━━━ DATA SUPPLIED ━━━
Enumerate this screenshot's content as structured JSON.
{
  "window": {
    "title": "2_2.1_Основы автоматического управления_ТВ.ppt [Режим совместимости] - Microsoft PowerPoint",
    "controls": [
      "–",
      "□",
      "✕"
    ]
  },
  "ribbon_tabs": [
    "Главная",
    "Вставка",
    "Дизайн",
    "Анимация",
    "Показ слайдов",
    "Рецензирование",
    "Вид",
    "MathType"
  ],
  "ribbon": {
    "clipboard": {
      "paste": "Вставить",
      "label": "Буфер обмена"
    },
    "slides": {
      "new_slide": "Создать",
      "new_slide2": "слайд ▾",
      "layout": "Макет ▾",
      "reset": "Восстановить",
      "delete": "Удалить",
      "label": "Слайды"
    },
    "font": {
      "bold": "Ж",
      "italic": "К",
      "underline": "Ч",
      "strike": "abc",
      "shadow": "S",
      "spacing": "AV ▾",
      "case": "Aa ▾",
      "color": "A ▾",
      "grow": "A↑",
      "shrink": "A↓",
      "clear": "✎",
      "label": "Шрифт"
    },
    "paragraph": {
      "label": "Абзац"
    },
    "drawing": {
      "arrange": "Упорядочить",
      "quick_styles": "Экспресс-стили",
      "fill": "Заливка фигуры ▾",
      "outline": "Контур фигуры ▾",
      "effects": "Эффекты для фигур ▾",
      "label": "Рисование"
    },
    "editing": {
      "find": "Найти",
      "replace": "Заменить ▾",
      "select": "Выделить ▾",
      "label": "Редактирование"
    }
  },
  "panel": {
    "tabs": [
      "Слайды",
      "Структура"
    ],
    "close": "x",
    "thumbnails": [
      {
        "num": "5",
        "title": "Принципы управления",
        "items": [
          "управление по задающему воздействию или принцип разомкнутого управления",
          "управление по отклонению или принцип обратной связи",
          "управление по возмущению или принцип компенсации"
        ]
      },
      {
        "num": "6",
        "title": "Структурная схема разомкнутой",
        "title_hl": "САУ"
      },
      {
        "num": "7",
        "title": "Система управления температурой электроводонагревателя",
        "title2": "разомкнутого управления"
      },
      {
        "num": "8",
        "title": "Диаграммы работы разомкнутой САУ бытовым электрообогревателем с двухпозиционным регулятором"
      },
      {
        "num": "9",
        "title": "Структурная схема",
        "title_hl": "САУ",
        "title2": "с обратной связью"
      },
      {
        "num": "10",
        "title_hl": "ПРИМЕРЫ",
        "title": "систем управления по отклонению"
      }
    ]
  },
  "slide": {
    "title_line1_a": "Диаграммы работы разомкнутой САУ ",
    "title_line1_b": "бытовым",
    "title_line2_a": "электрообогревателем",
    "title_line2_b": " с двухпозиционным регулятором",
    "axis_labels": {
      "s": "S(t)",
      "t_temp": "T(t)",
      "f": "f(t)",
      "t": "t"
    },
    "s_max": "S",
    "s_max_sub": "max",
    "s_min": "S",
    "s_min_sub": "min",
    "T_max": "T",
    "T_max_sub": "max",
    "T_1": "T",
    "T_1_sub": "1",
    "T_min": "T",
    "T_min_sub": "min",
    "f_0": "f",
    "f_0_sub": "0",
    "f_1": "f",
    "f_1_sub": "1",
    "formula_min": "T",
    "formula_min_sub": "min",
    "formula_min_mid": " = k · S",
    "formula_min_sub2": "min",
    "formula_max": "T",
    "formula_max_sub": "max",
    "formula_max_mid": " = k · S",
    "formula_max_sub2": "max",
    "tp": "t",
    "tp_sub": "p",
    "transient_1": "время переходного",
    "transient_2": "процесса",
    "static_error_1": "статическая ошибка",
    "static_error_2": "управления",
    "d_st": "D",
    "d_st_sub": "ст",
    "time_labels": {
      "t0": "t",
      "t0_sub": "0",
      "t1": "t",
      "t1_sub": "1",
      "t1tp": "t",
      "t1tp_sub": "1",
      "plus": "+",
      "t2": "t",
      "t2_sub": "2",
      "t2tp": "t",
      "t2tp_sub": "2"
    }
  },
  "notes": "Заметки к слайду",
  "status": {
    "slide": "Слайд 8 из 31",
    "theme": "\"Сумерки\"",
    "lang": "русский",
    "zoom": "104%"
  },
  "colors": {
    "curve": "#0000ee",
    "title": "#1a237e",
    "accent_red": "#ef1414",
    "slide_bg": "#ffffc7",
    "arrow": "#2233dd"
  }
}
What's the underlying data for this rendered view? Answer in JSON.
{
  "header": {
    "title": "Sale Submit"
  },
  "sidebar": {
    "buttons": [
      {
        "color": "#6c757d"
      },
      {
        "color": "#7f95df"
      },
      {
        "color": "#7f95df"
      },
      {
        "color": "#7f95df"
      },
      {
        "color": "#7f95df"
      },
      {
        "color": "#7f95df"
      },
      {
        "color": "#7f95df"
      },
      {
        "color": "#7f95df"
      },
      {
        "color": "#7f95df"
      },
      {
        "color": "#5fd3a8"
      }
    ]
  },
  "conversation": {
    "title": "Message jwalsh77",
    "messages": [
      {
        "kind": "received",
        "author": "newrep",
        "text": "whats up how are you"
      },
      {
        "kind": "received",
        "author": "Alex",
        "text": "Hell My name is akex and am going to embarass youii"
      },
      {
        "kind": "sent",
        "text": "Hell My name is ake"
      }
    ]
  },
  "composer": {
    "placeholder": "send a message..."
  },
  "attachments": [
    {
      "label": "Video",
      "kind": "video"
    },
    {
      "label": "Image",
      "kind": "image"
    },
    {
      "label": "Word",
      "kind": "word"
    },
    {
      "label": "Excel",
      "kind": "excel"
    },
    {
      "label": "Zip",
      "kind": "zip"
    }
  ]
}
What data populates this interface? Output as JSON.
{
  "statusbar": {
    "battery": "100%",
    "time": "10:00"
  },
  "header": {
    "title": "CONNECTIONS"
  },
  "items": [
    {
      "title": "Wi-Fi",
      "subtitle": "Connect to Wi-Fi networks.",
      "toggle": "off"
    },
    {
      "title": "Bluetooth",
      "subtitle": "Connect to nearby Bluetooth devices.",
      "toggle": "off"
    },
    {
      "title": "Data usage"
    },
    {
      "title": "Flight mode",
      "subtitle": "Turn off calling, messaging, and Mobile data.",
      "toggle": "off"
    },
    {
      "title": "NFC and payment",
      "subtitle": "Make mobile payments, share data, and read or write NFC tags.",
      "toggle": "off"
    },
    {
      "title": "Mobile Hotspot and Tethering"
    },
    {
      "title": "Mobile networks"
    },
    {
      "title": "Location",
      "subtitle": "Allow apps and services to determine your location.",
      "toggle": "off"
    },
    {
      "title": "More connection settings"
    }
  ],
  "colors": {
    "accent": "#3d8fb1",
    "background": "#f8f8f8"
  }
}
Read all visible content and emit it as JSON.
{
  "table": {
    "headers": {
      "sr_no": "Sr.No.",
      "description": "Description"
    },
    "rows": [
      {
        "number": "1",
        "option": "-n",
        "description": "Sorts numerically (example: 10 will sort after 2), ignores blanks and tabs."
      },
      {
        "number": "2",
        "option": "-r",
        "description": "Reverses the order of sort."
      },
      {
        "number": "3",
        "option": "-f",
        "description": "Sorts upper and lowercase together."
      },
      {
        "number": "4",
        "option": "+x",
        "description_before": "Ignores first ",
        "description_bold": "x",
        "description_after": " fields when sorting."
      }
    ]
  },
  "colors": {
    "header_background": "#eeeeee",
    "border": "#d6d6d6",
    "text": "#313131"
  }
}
━━━
> SET TASK: Write out each line of the data that holds the string "электрообогревателем".

> SOLUTION FOR THIS PROBLEM:
        "title": "Диаграммы работы разомкнутой САУ бытовым электрообогревателем с двухпозиционным регулятором"
    "title_line2_a": "электрообогревателем",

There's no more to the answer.